## ACTIVITY
Pull every line containing "with" from the data.

Transcription dataset entries:
<<<<

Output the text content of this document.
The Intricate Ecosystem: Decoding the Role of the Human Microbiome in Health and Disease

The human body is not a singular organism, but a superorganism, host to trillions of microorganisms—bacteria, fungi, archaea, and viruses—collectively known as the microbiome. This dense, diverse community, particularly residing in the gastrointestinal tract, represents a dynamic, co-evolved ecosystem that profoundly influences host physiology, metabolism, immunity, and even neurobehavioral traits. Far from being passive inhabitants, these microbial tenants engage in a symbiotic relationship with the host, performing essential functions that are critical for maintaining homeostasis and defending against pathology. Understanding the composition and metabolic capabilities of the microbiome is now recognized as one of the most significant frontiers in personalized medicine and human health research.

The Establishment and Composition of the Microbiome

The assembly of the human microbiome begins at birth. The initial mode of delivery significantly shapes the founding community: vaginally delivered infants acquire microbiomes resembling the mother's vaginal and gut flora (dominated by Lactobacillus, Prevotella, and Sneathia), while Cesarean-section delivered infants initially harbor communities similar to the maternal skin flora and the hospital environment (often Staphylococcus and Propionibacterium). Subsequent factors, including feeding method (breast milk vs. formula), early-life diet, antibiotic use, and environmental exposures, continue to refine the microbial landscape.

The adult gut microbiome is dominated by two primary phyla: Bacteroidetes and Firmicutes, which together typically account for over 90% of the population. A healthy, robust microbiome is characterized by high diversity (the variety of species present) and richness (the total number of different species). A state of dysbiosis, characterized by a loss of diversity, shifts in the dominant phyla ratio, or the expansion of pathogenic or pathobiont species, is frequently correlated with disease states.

>>>>

## SOLVED PROBLEM
The human body is not a singular organism, but a superorganism, host to trillions of microorganisms—bacteria, fungi, archaea, and viruses—collectively known as the microbiome. This dense, diverse community, particularly residing in the gastrointestinal tract, represents a dynamic, co-evolved ecosystem that profoundly influences host physiology, metabolism, immunity, and even neurobehavioral traits. Far from being passive inhabitants, these microbial tenants engage in a symbiotic relationship with the host, performing essential functions that are critical for maintaining homeostasis and defending against pathology. Understanding the composition and metabolic capabilities of the microbiome is now recognized as one of the most significant frontiers in personalized medicine and human health research.
The adult gut microbiome is dominated by two primary phyla: Bacteroidetes and Firmicutes, which together typically account for over 90% of the population. A healthy, robust microbiome is characterized by high diversity (the variety of species present) and richness (the total number of different species). A state of dysbiosis, characterized by a loss of diversity, shifts in the dominant phyla ratio, or the expansion of pathogenic or pathobiont species, is frequently correlated with disease states.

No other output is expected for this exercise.